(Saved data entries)
========================
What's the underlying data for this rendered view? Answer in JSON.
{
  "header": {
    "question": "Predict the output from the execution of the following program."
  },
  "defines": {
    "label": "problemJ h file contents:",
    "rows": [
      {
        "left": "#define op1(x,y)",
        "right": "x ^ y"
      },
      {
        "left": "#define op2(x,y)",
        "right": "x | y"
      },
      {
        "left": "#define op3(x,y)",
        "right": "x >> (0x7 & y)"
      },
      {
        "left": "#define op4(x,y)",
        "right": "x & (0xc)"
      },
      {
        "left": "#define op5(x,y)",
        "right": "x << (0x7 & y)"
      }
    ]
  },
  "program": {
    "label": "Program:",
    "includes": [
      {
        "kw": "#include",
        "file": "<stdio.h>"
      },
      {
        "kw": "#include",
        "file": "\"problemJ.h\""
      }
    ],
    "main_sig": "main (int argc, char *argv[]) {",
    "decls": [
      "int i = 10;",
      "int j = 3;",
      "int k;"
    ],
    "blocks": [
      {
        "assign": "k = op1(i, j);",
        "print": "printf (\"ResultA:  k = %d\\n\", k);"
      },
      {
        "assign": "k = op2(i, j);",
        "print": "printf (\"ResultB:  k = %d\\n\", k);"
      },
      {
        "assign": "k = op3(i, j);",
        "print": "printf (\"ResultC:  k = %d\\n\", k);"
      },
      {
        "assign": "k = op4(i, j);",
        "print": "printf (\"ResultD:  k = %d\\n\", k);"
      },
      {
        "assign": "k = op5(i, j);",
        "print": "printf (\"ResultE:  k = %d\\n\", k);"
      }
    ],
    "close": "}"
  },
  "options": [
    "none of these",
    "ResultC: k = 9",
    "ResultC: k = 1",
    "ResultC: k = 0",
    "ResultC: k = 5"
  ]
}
========================
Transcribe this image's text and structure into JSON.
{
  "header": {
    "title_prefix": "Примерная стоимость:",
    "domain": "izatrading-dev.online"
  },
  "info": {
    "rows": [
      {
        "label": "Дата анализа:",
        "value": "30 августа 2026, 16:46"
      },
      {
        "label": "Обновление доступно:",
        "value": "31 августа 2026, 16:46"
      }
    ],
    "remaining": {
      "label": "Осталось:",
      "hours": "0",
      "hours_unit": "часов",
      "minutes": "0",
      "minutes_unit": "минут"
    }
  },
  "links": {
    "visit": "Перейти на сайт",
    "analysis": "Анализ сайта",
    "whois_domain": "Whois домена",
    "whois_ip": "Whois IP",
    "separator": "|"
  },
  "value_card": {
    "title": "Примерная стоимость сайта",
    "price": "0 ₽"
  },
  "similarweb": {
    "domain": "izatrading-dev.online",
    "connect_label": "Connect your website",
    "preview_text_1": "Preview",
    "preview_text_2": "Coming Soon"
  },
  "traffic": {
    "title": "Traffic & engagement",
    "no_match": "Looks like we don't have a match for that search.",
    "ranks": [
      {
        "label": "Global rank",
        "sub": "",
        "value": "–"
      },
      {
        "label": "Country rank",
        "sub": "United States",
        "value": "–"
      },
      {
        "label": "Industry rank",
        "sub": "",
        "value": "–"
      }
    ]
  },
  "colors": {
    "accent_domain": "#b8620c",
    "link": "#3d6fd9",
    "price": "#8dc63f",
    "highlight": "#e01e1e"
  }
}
========================
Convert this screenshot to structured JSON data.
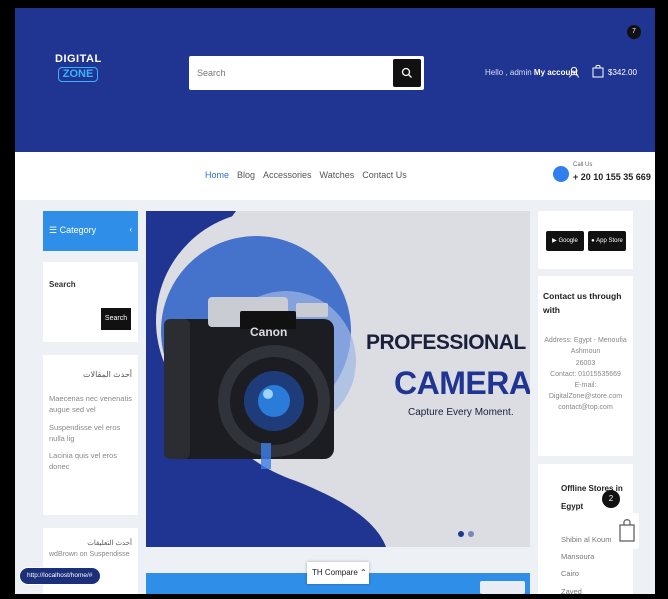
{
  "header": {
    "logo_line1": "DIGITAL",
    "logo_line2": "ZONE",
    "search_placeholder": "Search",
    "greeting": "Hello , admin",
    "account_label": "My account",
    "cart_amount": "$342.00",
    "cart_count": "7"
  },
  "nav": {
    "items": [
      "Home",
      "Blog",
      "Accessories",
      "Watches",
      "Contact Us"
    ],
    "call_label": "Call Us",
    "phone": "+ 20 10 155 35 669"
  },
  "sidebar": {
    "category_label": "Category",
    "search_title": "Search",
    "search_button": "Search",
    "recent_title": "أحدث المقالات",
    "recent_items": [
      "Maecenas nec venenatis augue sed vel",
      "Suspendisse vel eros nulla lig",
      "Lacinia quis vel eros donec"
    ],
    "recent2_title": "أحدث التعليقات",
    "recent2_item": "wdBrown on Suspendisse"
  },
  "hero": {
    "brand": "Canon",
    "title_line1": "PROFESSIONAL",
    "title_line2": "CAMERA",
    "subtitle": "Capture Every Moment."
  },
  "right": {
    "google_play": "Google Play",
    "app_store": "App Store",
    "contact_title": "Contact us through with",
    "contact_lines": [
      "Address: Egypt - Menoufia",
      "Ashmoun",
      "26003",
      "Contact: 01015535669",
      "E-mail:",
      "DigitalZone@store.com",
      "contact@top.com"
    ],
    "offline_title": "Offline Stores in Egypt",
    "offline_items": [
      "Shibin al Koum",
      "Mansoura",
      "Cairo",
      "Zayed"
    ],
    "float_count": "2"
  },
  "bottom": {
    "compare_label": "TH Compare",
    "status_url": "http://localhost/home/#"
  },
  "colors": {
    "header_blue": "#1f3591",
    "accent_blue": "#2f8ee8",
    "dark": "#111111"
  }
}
========================
Gather all lines with the string "file" from the data.

• Solved problem:
    "label": "problemJ h file contents:",
        "file": "<stdio.h>"
        "file": "\"problemJ.h\""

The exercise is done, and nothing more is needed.